[Lines of data]
-----

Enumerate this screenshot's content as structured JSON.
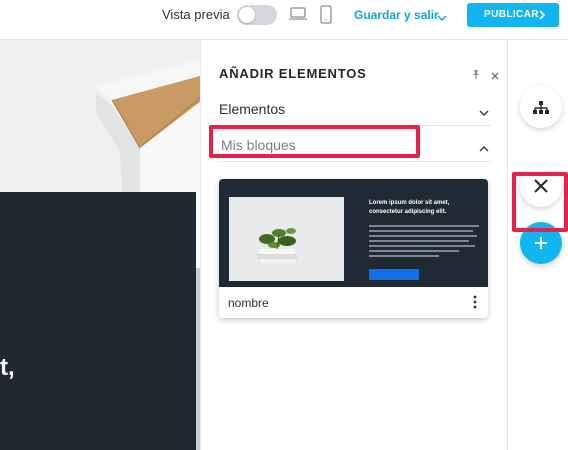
{
  "topbar": {
    "preview_label": "Vista previa",
    "preview_enabled": false,
    "save_exit_label": "Guardar y salir",
    "publish_label": "PUBLICAR"
  },
  "canvas": {
    "hero_text": "t,"
  },
  "panel": {
    "title": "AÑADIR ELEMENTOS",
    "sections": [
      {
        "label": "Elementos",
        "expanded": false
      },
      {
        "label": "Mis bloques",
        "expanded": true
      }
    ],
    "block": {
      "name": "nombre",
      "preview_heading": "Lorem ipsum dolor sit amet, consectetur adipiscing elit."
    }
  },
  "colors": {
    "accent": "#11b5f0",
    "highlight": "#e6224a",
    "dark_section": "#202932"
  },
  "icons": {
    "structure": "sitemap-icon",
    "close": "close-icon",
    "add": "plus-icon"
  }
}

-----

Stated exercise ▸
Repeat verbatim all the material, but not the pictures.

Response to this task ▸
Enumerate this screenshot's content as structured JSON.
{
  "topbar": {
    "preview_label": "Vista previa",
    "preview_enabled": false,
    "save_exit_label": "Guardar y salir",
    "publish_label": "PUBLICAR"
  },
  "canvas": {
    "hero_text": "t,"
  },
  "panel": {
    "title": "AÑADIR ELEMENTOS",
    "sections": [
      {
        "label": "Elementos",
        "expanded": false
      },
      {
        "label": "Mis bloques",
        "expanded": true
      }
    ],
    "block": {
      "name": "nombre",
      "preview_heading": "Lorem ipsum dolor sit amet, consectetur adipiscing elit."
    }
  },
  "colors": {
    "accent": "#11b5f0",
    "highlight": "#e6224a",
    "dark_section": "#202932"
  },
  "icons": {
    "structure": "sitemap-icon",
    "close": "close-icon",
    "add": "plus-icon"
  }
}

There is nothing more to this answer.